[Short problem] Work through the following lines and count those that hold the word "oreu". Reply with that number only.

— BEGIN —

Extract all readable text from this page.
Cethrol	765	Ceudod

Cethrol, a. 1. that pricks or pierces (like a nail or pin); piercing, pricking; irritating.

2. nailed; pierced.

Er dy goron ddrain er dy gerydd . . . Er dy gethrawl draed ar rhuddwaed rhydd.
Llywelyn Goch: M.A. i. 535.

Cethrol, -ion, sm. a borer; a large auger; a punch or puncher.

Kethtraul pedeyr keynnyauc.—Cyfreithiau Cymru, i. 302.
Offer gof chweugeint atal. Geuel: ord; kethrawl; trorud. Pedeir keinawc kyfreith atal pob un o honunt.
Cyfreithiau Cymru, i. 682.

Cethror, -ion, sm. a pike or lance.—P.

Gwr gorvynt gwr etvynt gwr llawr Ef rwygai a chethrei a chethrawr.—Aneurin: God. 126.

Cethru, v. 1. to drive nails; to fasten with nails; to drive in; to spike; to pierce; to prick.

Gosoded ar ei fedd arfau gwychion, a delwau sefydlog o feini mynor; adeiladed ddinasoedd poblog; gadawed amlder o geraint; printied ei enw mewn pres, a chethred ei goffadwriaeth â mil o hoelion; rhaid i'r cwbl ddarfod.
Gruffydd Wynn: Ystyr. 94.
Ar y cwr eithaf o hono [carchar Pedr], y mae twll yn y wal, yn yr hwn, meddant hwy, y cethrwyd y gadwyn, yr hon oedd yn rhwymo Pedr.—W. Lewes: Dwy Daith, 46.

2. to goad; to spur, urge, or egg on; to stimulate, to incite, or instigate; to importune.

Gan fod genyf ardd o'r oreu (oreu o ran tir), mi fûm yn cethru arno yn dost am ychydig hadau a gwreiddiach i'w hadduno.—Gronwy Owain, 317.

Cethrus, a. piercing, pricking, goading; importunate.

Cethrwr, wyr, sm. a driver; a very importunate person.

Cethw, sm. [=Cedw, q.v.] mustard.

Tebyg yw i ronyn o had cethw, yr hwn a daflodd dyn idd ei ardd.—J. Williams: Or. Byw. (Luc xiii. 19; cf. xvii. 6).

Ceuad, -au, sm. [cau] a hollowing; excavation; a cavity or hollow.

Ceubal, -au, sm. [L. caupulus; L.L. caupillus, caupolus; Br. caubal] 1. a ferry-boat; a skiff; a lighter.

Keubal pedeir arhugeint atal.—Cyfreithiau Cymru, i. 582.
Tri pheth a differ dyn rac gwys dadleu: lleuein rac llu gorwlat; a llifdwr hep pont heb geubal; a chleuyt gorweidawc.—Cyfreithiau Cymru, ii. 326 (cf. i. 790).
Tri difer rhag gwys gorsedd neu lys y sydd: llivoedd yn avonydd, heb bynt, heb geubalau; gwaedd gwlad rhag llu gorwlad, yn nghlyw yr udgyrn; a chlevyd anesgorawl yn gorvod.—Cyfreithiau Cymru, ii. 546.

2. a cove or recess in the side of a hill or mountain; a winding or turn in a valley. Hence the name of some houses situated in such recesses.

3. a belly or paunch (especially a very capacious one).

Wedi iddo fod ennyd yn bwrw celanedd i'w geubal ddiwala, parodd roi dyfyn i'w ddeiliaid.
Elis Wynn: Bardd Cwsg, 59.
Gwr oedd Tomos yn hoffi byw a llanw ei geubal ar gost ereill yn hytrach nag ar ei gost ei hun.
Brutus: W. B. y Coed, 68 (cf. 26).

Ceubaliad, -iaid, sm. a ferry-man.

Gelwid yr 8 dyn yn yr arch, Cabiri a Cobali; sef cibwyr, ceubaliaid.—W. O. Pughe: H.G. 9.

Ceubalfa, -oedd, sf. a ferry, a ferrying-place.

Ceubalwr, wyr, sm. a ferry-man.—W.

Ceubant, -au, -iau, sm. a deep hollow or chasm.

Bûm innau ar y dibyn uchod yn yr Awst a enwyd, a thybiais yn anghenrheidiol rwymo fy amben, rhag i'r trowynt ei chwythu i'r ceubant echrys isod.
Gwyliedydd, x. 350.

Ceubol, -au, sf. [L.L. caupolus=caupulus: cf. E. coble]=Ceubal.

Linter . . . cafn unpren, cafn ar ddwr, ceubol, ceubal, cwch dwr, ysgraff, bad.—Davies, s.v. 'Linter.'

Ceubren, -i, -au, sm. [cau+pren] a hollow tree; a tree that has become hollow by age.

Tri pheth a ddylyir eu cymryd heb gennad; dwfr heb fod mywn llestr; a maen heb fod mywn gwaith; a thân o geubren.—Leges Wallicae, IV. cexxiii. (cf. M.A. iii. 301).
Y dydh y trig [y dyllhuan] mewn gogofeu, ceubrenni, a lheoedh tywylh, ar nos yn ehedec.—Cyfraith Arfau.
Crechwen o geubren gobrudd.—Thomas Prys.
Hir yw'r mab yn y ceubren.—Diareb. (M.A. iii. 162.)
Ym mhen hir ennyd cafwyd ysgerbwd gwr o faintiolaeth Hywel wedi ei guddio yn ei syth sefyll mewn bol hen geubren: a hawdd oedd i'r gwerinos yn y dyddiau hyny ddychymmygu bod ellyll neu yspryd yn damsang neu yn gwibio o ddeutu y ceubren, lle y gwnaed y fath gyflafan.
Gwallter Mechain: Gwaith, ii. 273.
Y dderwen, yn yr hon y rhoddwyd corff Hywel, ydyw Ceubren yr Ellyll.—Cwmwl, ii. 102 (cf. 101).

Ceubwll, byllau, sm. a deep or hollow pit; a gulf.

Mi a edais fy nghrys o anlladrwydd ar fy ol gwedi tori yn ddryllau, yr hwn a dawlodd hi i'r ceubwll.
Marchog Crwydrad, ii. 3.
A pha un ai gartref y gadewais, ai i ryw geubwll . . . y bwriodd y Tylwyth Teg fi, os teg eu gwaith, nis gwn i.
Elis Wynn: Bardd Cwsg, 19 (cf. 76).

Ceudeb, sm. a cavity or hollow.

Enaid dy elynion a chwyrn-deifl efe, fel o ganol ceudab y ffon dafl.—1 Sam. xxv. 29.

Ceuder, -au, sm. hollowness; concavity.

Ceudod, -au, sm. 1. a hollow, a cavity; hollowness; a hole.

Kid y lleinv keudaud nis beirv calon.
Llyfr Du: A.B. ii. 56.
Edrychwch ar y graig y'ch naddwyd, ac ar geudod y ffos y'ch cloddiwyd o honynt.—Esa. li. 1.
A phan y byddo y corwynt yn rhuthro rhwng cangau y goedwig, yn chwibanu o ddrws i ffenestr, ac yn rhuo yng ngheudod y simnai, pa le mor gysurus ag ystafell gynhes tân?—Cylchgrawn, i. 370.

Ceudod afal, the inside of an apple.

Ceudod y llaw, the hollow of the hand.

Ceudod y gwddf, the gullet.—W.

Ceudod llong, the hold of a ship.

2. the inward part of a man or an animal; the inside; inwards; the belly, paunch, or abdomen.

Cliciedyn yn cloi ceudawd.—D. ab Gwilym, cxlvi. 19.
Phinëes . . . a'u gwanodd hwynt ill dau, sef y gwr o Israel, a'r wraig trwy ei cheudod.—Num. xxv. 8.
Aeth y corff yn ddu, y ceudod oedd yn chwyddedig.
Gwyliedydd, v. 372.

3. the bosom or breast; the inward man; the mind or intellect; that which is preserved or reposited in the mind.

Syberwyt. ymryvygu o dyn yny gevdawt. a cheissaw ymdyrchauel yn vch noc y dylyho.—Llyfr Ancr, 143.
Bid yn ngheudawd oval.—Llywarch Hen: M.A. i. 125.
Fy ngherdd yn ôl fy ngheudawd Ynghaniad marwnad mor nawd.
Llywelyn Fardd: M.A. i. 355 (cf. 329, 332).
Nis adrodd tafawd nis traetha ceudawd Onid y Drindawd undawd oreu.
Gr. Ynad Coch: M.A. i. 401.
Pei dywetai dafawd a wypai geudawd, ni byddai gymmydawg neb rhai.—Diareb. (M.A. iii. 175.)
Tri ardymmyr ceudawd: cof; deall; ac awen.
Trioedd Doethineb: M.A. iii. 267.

— END —

[Worked solution] 2